Exercise directions ->
Would you output, word for word, the stretch of the Nepal earthquake report from "By Gopal Sharma" through "Survey at 5.6."?

[start of Source extract]

By Gopal Sharma
KATHMANDU (Reuters) -Rescue workers in Nepal began digging through the rubble of collapsed houses with their bare hands on Saturday, searching for survivors after the country's worst earthquake in eight years killed 157 people and shook buildings as far away as New Delhi.
The quake struck the Jajarkot region in the west of the Himalayan nation at 11:47 p.m. (1802 GMT) on Friday with a 6.4 magnitude, Nepal's National Seismological Centre said. The German Research Centre for Geosciences measured it at 5.7 and the U.S. Geological Survey at 5.6.
Officials fear the death toll could rise as first responders had reached the hilly area near the epicentre, some 500 km (300 miles) west of the capital Kathmandu, only early on Saturday and began searching for survivors.
«The number of injured could be in the hundreds and the deaths could go up as well,» Jajarkot district official Harish Chandra Sharma told Reuters by phone.

[end of Source extract]
[start of Supplied records]

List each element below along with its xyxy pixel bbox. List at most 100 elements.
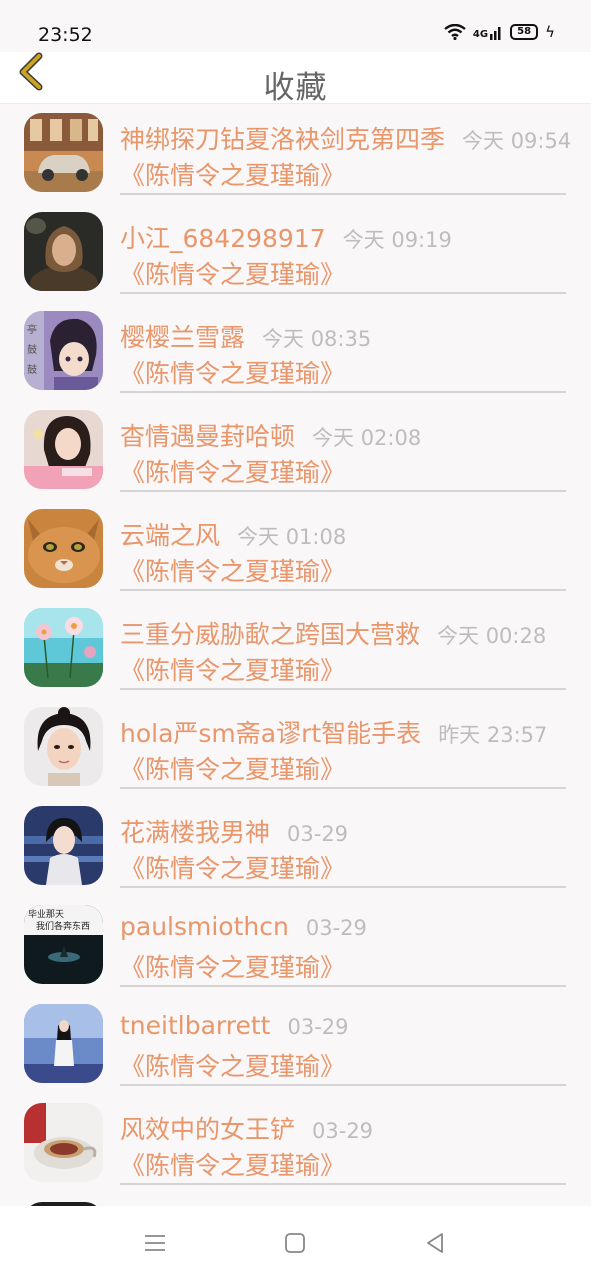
timestamp: 03-29: [287, 1015, 349, 1039]
signal-icon: [490, 27, 501, 40]
divider: [120, 1183, 566, 1185]
page-title: 收藏: [263, 70, 328, 106]
divider: [120, 490, 566, 492]
avatar: [24, 1103, 103, 1182]
nickname: 杳情遇曼葑哈顿: [120, 422, 296, 451]
row-header: 云端之风 今天 01:08: [120, 516, 591, 552]
avatar: [24, 707, 103, 786]
divider: [120, 787, 566, 789]
avatar: [24, 509, 103, 588]
timestamp: 03-29: [305, 916, 367, 940]
nickname: 神绑探刀钻夏洛袂剑克第四季: [120, 125, 446, 154]
back-triangle-icon: [427, 1233, 443, 1253]
menu-button[interactable]: [140, 1228, 170, 1258]
row-header: paulsmiothcn 03-29: [120, 912, 591, 941]
row-header: tneitlbarrett 03-29: [120, 1011, 591, 1040]
list-item[interactable]: [0, 1193, 591, 1206]
timestamp: 今天 08:35: [262, 327, 372, 351]
book-title: 《陈情令之夏瑾瑜》: [120, 359, 346, 388]
book-title: 《陈情令之夏瑾瑜》: [120, 656, 346, 685]
book-title: 《陈情令之夏瑾瑜》: [120, 260, 346, 289]
avatar: [24, 608, 103, 687]
list-item[interactable]: 亭 鼓 鼓 樱樱兰雪露 今天 08:35 《陈情令之夏瑾瑜》: [0, 302, 591, 401]
row-header: 神绑探刀钻夏洛袂剑克第四季 今天 09:54: [120, 120, 591, 156]
book-title: 《陈情令之夏瑾瑜》: [120, 1052, 346, 1081]
timestamp: 昨天 23:57: [438, 723, 548, 747]
row-header: 杳情遇曼葑哈顿 今天 02:08: [120, 417, 591, 453]
wifi-icon: [444, 24, 466, 40]
divider: [120, 292, 566, 294]
timestamp: 03-29: [287, 822, 349, 846]
avatar-text: 毕业那天: [28, 908, 64, 920]
book-title: 《陈情令之夏瑾瑜》: [120, 953, 346, 982]
home-button[interactable]: [280, 1228, 310, 1258]
nickname: 风效中的女王铲: [120, 1115, 296, 1144]
list-item[interactable]: hola严sm斋a谬rt智能手表 昨天 23:57 《陈情令之夏瑾瑜》: [0, 698, 591, 797]
nickname: 花满楼我男神: [120, 818, 271, 847]
avatar: [24, 806, 103, 885]
home-square-icon: [285, 1233, 305, 1253]
divider: [120, 985, 566, 987]
list-item[interactable]: 三重分威胁歃之跨国大营救 今天 00:28 《陈情令之夏瑾瑜》: [0, 599, 591, 698]
avatar: [24, 1004, 103, 1083]
nickname: tneitlbarrett: [120, 1011, 271, 1040]
divider: [120, 589, 566, 591]
avatar-text: 鼓: [27, 363, 37, 376]
book-title: 《陈情令之夏瑾瑜》: [120, 1151, 346, 1180]
nickname: paulsmiothcn: [120, 912, 289, 941]
avatar: [24, 212, 103, 291]
list-item[interactable]: 小江_684298917 今天 09:19 《陈情令之夏瑾瑜》: [0, 203, 591, 302]
list-item[interactable]: 神绑探刀钻夏洛袂剑克第四季 今天 09:54 《陈情令之夏瑾瑜》: [0, 104, 591, 203]
timestamp: 今天 02:08: [312, 426, 422, 450]
timestamp: 03-29: [312, 1119, 374, 1143]
book-title: 《陈情令之夏瑾瑜》: [120, 755, 346, 784]
book-title: 《陈情令之夏瑾瑜》: [120, 458, 346, 487]
back-nav-button[interactable]: [420, 1228, 450, 1258]
row-header: 花满楼我男神 03-29: [120, 813, 591, 849]
system-nav-bar: [0, 1206, 591, 1280]
charging-icon: ϟ: [545, 22, 555, 41]
divider: [120, 193, 566, 195]
status-icons: 4G 58 ϟ: [444, 24, 555, 40]
network-type: 4G: [472, 29, 489, 40]
signal-group: 4G: [473, 24, 503, 40]
status-time: 23:52: [38, 24, 93, 46]
favorites-list[interactable]: 神绑探刀钻夏洛袂剑克第四季 今天 09:54 《陈情令之夏瑾瑜》 小江_6842…: [0, 104, 591, 1206]
avatar-text: 我们各奔东西: [36, 920, 90, 932]
book-title: 《陈情令之夏瑾瑜》: [120, 161, 346, 190]
avatar-text: 亭: [27, 323, 37, 336]
list-item[interactable]: tneitlbarrett 03-29 《陈情令之夏瑾瑜》: [0, 995, 591, 1094]
row-header: 小江_684298917 今天 09:19: [120, 219, 591, 255]
avatar: 亭 鼓 鼓: [24, 311, 103, 390]
row-header: 风效中的女王铲 03-29: [120, 1110, 591, 1146]
avatar-text: 鼓: [27, 343, 37, 356]
battery-icon: 58: [510, 24, 539, 40]
book-title: 《陈情令之夏瑾瑜》: [120, 557, 346, 586]
divider: [120, 688, 566, 690]
nickname: 云端之风: [120, 521, 221, 550]
divider: [120, 391, 566, 393]
row-header: 三重分威胁歃之跨国大营救 今天 00:28: [120, 615, 591, 651]
status-bar: 23:52 4G 58 ϟ: [0, 0, 591, 52]
menu-icon: [145, 1235, 165, 1251]
title-bar: 收藏: [0, 52, 591, 106]
nickname: 小江_684298917: [120, 224, 326, 253]
nickname: hola严sm斋a谬rt智能手表: [120, 719, 422, 748]
divider: [120, 1084, 566, 1086]
row-header: 樱樱兰雪露 今天 08:35: [120, 318, 591, 354]
list-item[interactable]: 花满楼我男神 03-29 《陈情令之夏瑾瑜》: [0, 797, 591, 896]
avatar: 毕业那天 我们各奔东西: [24, 905, 103, 984]
timestamp: 今天 00:28: [437, 624, 547, 648]
avatar: [24, 113, 103, 192]
divider: [120, 886, 566, 888]
book-title: 《陈情令之夏瑾瑜》: [120, 854, 346, 883]
nickname: 三重分威胁歃之跨国大营救: [120, 620, 421, 649]
list-item[interactable]: 毕业那天 我们各奔东西 paulsmiothcn 03-29 《陈情令之夏瑾瑜》: [0, 896, 591, 995]
list-item[interactable]: 风效中的女王铲 03-29 《陈情令之夏瑾瑜》: [0, 1094, 591, 1193]
timestamp: 今天 09:54: [462, 129, 572, 153]
list-item[interactable]: 杳情遇曼葑哈顿 今天 02:08 《陈情令之夏瑾瑜》: [0, 401, 591, 500]
timestamp: 今天 09:19: [342, 228, 452, 252]
avatar: [24, 410, 103, 489]
timestamp: 今天 01:08: [237, 525, 347, 549]
list-item[interactable]: 云端之风 今天 01:08 《陈情令之夏瑾瑜》: [0, 500, 591, 599]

[end of Supplied records]

Correct output ->
By Gopal Sharma
KATHMANDU (Reuters) -Rescue workers in Nepal began digging through the rubble of collapsed houses with their bare hands on Saturday, searching for survivors after the country's worst earthquake in eight years killed 157 people and shook buildings as far away as New Delhi.
The quake struck the Jajarkot region in the west of the Himalayan nation at 11:47 p.m. (1802 GMT) on Friday with a 6.4 magnitude, Nepal's National Seismological Centre said. The German Research Centre for Geosciences measured it at 5.7 and the U.S. Geological Survey at 5.6.